Optimized on April 16, 2018.

create index idx_car_pos_pc_1 on car using gist(pos) where rest_sites=1;  
create index idx_car_pos_pc_2 on car using gist(pos) where rest_sites=2;  
create index idx_car_pos_pc_3 on car using gist(pos) where rest_sites=3;  
create index idx_car_pos_pc_4 on car using gist(pos) where rest_sites=4;  
create index idx_car_pos_pc_5 on car using gist(pos) where rest_sites>4;  
create index idx_car_pos_pc_6 on car using gist(pos) where rest_sites is null;  


CREATE OR REPLACE FUNCTION public.f_isbulk(i_pos geometry, i_poss geometry[])
 RETURNS int
 LANGUAGE plpgsql
 STRICT
AS $function$  
declare  
  vspheroid spheroid := 'SPHEROID["WGS84",6378137,298.257223563]' ;  -- WGS84椭球体参数定义  
begin  
  -- 先使用最简单的算法,例如任意已有乘客目的地与当前请求目的地距离在2000米以内则返回TRUE,允许拼车  
  -- 测试时,建议把允许的拼车目的地距离调大一点,否则可能很难找到合适的车辆  
  perform 1 from unnest(i_poss) t(pos) where ST_DistanceSpheroid(i_pos, pos, vspheroid) <= 2000000000000 limit 1;   
  if found then   
    return 1;   
  else   
    return 0;    -- 距离超过2000米,不与之拼车  
  end if;   
end;   
$function$;

create or replace function getcar_isbulk(  
  i_uid int8,        -- 用户ID  
  i_pos1 geometry,   -- 上车位置  
  i_pos2 geometry,   -- 目的地  
  i_sites int2       -- 乘坐几人  
) returns int8 as $$  -- 返回订单号  
declare  
  v_carid int;     -- carid  
  v_orderid int8;  -- 订单号  
  v_pos geometry;  -- 锁定的车辆位置  
  vspheroid spheroid := 'SPHEROID["WGS84",6378137,298.257223563]' ;  -- WGS84椭球体参数定义  
  v_sites_step int;         -- 步调
  -- 如果车辆位置在给定范围内(比如5公里),则退出循环,否则继续. (测试时为了更容易找到车辆,需要把范围设大一些)

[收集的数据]

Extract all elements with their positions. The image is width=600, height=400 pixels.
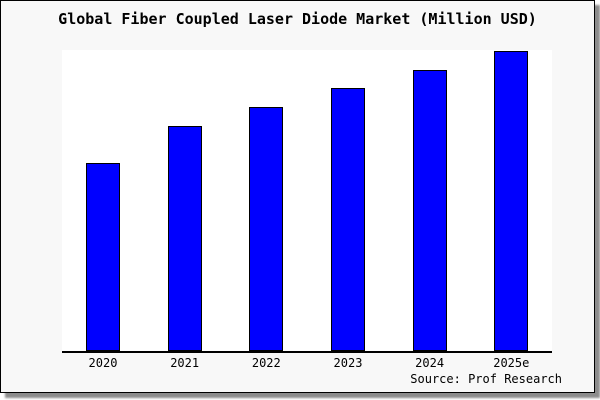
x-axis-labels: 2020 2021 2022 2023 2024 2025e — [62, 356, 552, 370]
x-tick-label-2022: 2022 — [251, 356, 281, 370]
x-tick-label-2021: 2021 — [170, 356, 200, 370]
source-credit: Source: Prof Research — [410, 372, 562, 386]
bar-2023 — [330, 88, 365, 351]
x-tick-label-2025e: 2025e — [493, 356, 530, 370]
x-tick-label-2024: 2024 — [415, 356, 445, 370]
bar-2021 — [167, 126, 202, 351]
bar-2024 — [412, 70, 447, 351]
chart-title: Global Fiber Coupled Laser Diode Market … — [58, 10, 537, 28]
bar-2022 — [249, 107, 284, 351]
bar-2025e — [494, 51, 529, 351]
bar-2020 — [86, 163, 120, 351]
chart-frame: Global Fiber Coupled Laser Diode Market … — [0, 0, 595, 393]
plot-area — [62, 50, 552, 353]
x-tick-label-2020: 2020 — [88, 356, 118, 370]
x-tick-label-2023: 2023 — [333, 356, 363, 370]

* * *

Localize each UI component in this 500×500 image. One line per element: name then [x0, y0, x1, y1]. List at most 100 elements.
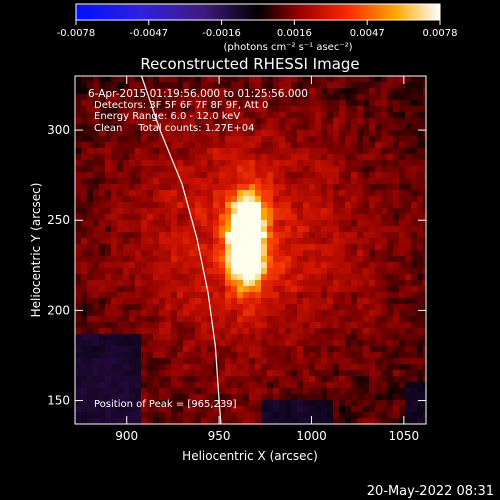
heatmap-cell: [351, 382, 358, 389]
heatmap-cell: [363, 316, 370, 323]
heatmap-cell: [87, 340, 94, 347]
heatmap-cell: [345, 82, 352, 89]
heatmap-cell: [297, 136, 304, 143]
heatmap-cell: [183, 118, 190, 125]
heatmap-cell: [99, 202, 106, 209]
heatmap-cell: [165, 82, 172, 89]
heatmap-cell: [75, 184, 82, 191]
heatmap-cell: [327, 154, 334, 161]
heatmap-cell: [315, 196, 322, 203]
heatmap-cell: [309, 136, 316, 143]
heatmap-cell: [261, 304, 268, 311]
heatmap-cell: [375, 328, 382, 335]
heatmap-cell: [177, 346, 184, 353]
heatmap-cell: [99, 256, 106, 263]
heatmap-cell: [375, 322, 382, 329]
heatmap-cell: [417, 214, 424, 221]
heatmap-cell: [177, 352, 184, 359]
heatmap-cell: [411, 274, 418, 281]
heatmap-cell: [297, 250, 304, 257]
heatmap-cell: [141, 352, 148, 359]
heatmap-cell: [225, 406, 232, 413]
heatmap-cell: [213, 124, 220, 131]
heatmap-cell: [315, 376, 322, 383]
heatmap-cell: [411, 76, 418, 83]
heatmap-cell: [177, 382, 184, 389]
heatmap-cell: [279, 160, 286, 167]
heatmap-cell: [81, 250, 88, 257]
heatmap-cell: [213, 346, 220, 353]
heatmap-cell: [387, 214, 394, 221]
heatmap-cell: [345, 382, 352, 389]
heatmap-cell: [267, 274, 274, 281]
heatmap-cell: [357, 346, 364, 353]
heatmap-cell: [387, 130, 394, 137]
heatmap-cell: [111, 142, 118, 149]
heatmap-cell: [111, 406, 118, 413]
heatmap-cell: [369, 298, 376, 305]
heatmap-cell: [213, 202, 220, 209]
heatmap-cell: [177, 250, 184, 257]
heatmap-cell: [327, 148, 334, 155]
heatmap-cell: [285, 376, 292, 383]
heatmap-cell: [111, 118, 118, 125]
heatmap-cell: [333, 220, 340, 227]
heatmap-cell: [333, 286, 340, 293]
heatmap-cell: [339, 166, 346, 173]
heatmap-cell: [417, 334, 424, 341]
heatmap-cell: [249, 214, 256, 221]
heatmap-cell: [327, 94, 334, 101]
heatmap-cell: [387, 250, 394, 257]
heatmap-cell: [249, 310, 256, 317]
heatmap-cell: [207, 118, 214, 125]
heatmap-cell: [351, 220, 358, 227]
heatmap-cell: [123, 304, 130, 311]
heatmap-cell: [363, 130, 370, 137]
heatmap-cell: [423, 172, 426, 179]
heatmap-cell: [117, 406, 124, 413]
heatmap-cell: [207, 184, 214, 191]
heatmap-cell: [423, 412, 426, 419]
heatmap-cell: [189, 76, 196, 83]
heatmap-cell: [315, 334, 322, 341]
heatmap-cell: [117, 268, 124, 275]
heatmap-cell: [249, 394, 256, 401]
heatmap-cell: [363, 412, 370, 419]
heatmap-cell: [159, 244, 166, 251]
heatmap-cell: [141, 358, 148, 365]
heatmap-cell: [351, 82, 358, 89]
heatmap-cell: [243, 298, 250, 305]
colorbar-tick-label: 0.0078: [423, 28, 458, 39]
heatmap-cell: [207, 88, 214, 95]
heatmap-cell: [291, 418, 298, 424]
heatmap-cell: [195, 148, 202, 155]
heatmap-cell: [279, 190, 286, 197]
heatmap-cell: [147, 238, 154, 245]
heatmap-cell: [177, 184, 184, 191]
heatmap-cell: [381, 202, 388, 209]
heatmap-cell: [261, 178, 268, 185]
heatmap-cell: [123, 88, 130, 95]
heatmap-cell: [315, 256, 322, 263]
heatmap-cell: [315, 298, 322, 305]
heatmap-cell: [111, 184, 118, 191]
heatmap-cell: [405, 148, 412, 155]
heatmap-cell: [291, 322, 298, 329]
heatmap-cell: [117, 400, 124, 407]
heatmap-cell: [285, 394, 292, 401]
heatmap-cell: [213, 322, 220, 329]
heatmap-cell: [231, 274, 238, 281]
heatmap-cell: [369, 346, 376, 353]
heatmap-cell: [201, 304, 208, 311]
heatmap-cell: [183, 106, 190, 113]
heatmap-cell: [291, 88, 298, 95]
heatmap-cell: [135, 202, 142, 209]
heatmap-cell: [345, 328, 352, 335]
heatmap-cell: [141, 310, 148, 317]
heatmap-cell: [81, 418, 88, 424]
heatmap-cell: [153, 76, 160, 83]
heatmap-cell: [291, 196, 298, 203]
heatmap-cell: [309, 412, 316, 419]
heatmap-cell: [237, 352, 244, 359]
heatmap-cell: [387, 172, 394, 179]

• [任务说明]: 根据上面的代码摘录，函数 getcar_isbulk 返回的是什么？

• [任务答案]: 订单号。